++++ RECORD LIST
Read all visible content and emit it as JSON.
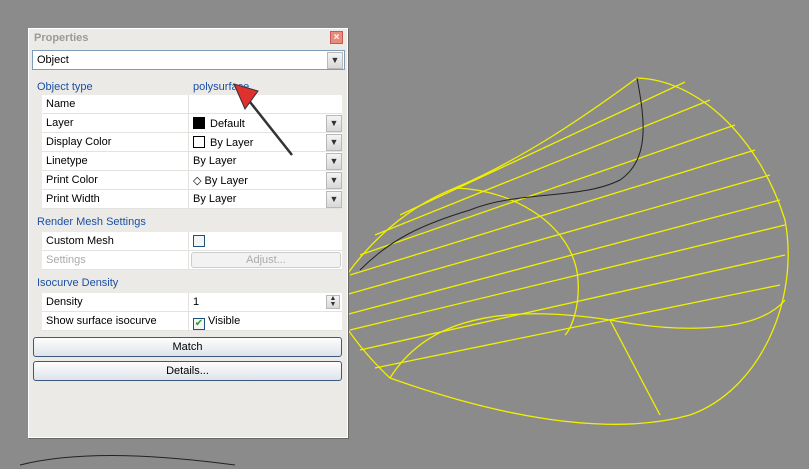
{
  "panel": {
    "title": "Properties",
    "close": "×",
    "selector": "Object"
  },
  "object_type": {
    "label": "Object type",
    "value": "polysurface"
  },
  "properties": [
    {
      "label": "Name",
      "value": ""
    },
    {
      "label": "Layer",
      "value": "Default"
    },
    {
      "label": "Display Color",
      "value": "By Layer"
    },
    {
      "label": "Linetype",
      "value": "By Layer"
    },
    {
      "label": "Print Color",
      "value": "◇ By Layer"
    },
    {
      "label": "Print Width",
      "value": "By Layer"
    }
  ],
  "render_mesh": {
    "header": "Render Mesh Settings",
    "custom_mesh": "Custom Mesh",
    "settings": "Settings",
    "adjust": "Adjust..."
  },
  "isocurve": {
    "header": "Isocurve Density",
    "density_label": "Density",
    "density": "1",
    "show_label": "Show surface isocurve",
    "show_value": "Visible"
  },
  "buttons": {
    "match": "Match",
    "details": "Details..."
  },
  "colors": {
    "viewport": "#8b8b8b",
    "curve": "#ffff00",
    "header": "#1a4fa6",
    "arrow": "#e03030"
  }
}
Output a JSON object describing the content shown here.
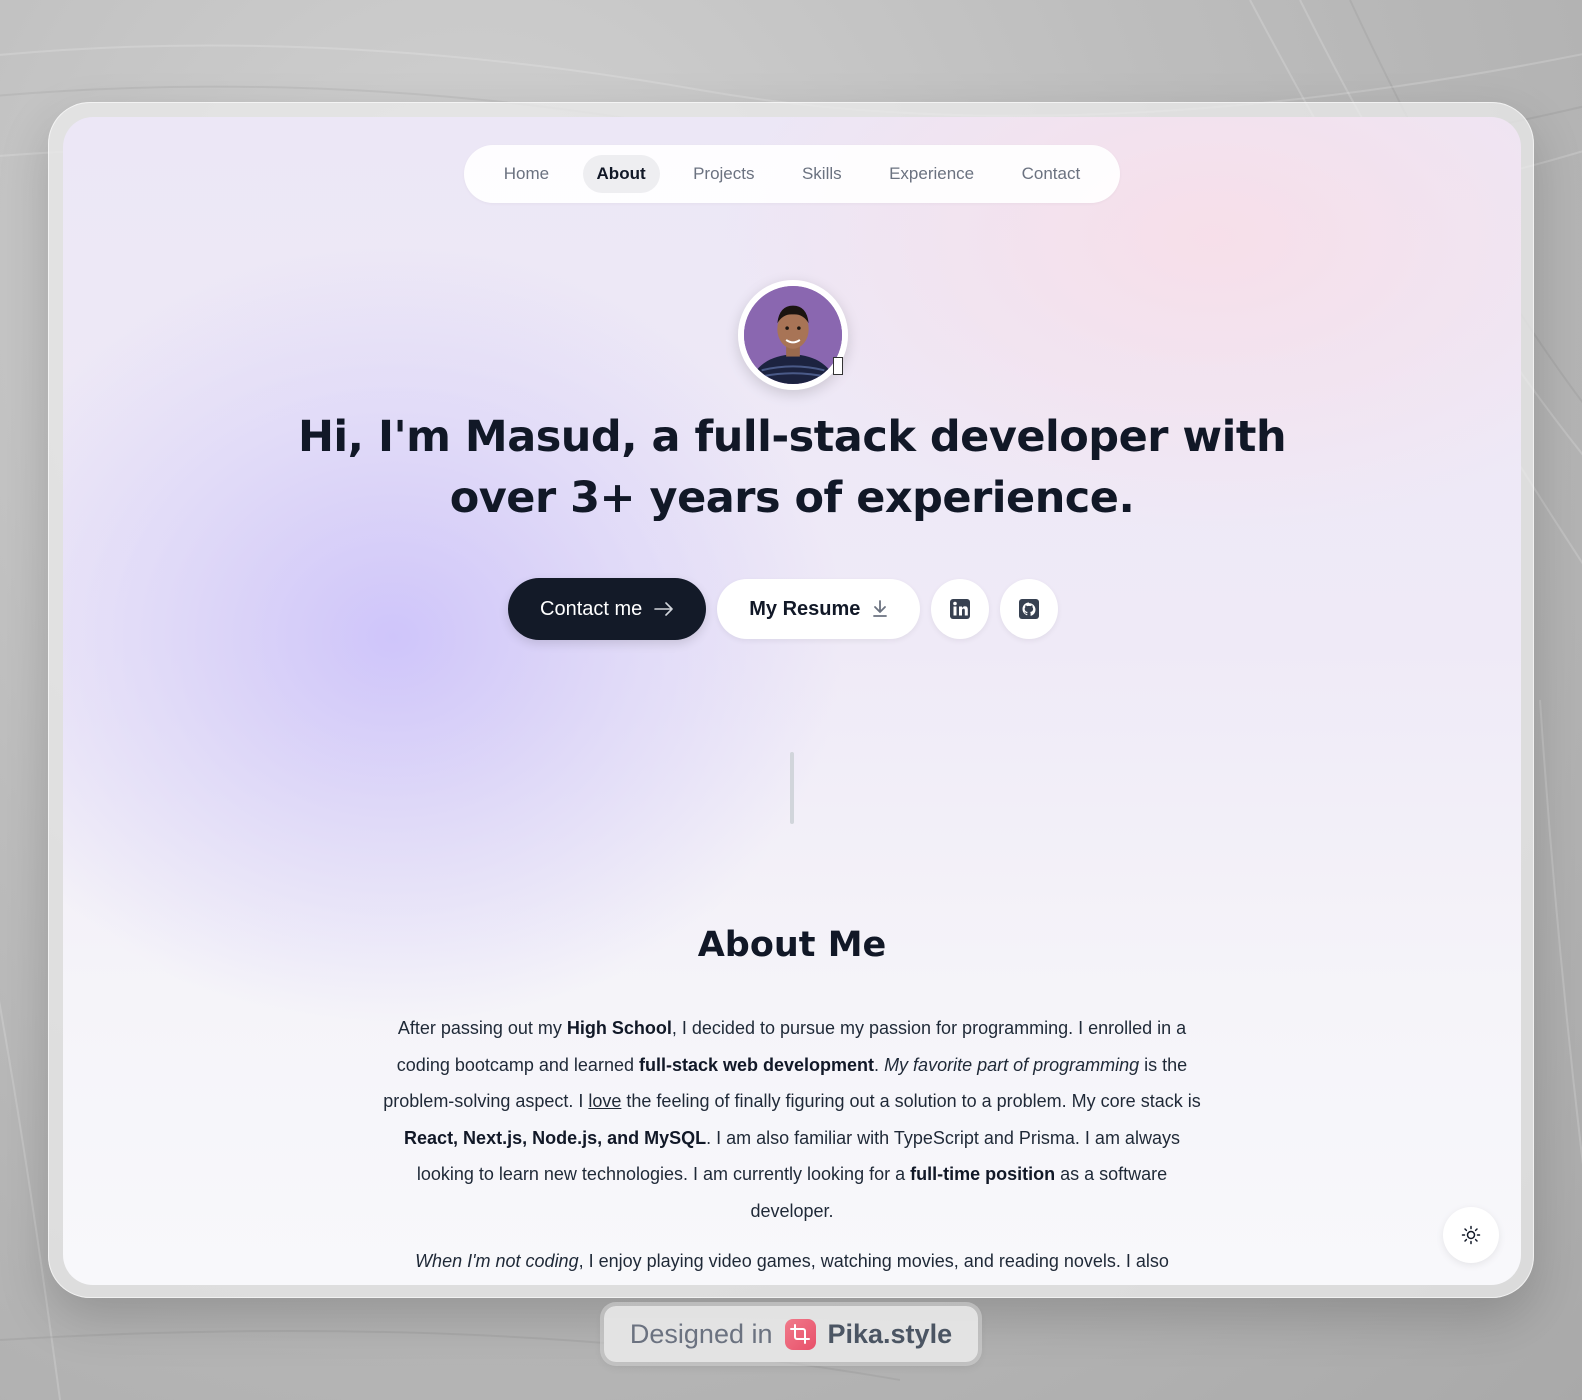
{
  "nav": {
    "items": [
      {
        "label": "Home",
        "active": false
      },
      {
        "label": "About",
        "active": true
      },
      {
        "label": "Projects",
        "active": false
      },
      {
        "label": "Skills",
        "active": false
      },
      {
        "label": "Experience",
        "active": false
      },
      {
        "label": "Contact",
        "active": false
      }
    ]
  },
  "hero": {
    "line1_a": "Hi, I'm Masud,",
    "line1_b": " a ",
    "line1_c": "full-stack developer",
    "line1_d": " with",
    "line2_a": "over 3+ years",
    "line2_b": " of experience.",
    "wave_glyph": "▯"
  },
  "actions": {
    "contact_label": "Contact me",
    "contact_icon": "arrow-right-icon",
    "resume_label": "My Resume",
    "resume_icon": "download-icon",
    "linkedin_icon": "linkedin-icon",
    "github_icon": "github-icon"
  },
  "about": {
    "title": "About Me",
    "p1": {
      "t1": "After passing out my ",
      "b1": "High School",
      "t2": ", I decided to pursue my passion for programming. I enrolled in a coding bootcamp and learned ",
      "b2": "full-stack web development",
      "t3": ". ",
      "i1": "My favorite part of programming",
      "t4": " is the problem-solving aspect. I ",
      "u1": "love",
      "t5": " the feeling of finally figuring out a solution to a problem. My core stack is ",
      "b3": "React, Next.js, Node.js, and MySQL",
      "t6": ". I am also familiar with TypeScript and Prisma. I am always looking to learn new technologies. I am currently looking for a ",
      "b4": "full-time position",
      "t7": " as a software developer."
    },
    "p2": {
      "i1": "When I'm not coding",
      "t1": ", I enjoy playing video games, watching movies, and reading novels. I also"
    }
  },
  "theme_toggle_icon": "sun-icon",
  "badge": {
    "prefix": "Designed in",
    "brand": "Pika.style",
    "logo_icon": "crop-icon"
  },
  "colors": {
    "primary_button": "#131a28",
    "badge_logo": "#e8506a",
    "accent_lavender": "#cdc3fa"
  }
}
++++++++
### [EXERCISE DESCRIPTION]
Retype every record above exactly as written, but leave out the pictures.

### [RIGHT ANSWER]
Read all visible content and emit it as JSON.
{
  "panel": {
    "title": "Properties",
    "close": "×",
    "selector": "Object"
  },
  "object_type": {
    "label": "Object type",
    "value": "polysurface"
  },
  "properties": [
    {
      "label": "Name",
      "value": ""
    },
    {
      "label": "Layer",
      "value": "Default"
    },
    {
      "label": "Display Color",
      "value": "By Layer"
    },
    {
      "label": "Linetype",
      "value": "By Layer"
    },
    {
      "label": "Print Color",
      "value": "◇ By Layer"
    },
    {
      "label": "Print Width",
      "value": "By Layer"
    }
  ],
  "render_mesh": {
    "header": "Render Mesh Settings",
    "custom_mesh": "Custom Mesh",
    "settings": "Settings",
    "adjust": "Adjust..."
  },
  "isocurve": {
    "header": "Isocurve Density",
    "density_label": "Density",
    "density": "1",
    "show_label": "Show surface isocurve",
    "show_value": "Visible"
  },
  "buttons": {
    "match": "Match",
    "details": "Details..."
  },
  "colors": {
    "viewport": "#8b8b8b",
    "curve": "#ffff00",
    "header": "#1a4fa6",
    "arrow": "#e03030"
  }
}
Output a JSON object describing the content shown here.
{
  "nav": {
    "items": [
      {
        "label": "Home",
        "active": false
      },
      {
        "label": "About",
        "active": true
      },
      {
        "label": "Projects",
        "active": false
      },
      {
        "label": "Skills",
        "active": false
      },
      {
        "label": "Experience",
        "active": false
      },
      {
        "label": "Contact",
        "active": false
      }
    ]
  },
  "hero": {
    "line1_a": "Hi, I'm Masud,",
    "line1_b": " a ",
    "line1_c": "full-stack developer",
    "line1_d": " with",
    "line2_a": "over 3+ years",
    "line2_b": " of experience.",
    "wave_glyph": "▯"
  },
  "actions": {
    "contact_label": "Contact me",
    "contact_icon": "arrow-right-icon",
    "resume_label": "My Resume",
    "resume_icon": "download-icon",
    "linkedin_icon": "linkedin-icon",
    "github_icon": "github-icon"
  },
  "about": {
    "title": "About Me",
    "p1": {
      "t1": "After passing out my ",
      "b1": "High School",
      "t2": ", I decided to pursue my passion for programming. I enrolled in a coding bootcamp and learned ",
      "b2": "full-stack web development",
      "t3": ". ",
      "i1": "My favorite part of programming",
      "t4": " is the problem-solving aspect. I ",
      "u1": "love",
      "t5": " the feeling of finally figuring out a solution to a problem. My core stack is ",
      "b3": "React, Next.js, Node.js, and MySQL",
      "t6": ". I am also familiar with TypeScript and Prisma. I am always looking to learn new technologies. I am currently looking for a ",
      "b4": "full-time position",
      "t7": " as a software developer."
    },
    "p2": {
      "i1": "When I'm not coding",
      "t1": ", I enjoy playing video games, watching movies, and reading novels. I also"
    }
  },
  "theme_toggle_icon": "sun-icon",
  "badge": {
    "prefix": "Designed in",
    "brand": "Pika.style",
    "logo_icon": "crop-icon"
  },
  "colors": {
    "primary_button": "#131a28",
    "badge_logo": "#e8506a",
    "accent_lavender": "#cdc3fa"
  }
}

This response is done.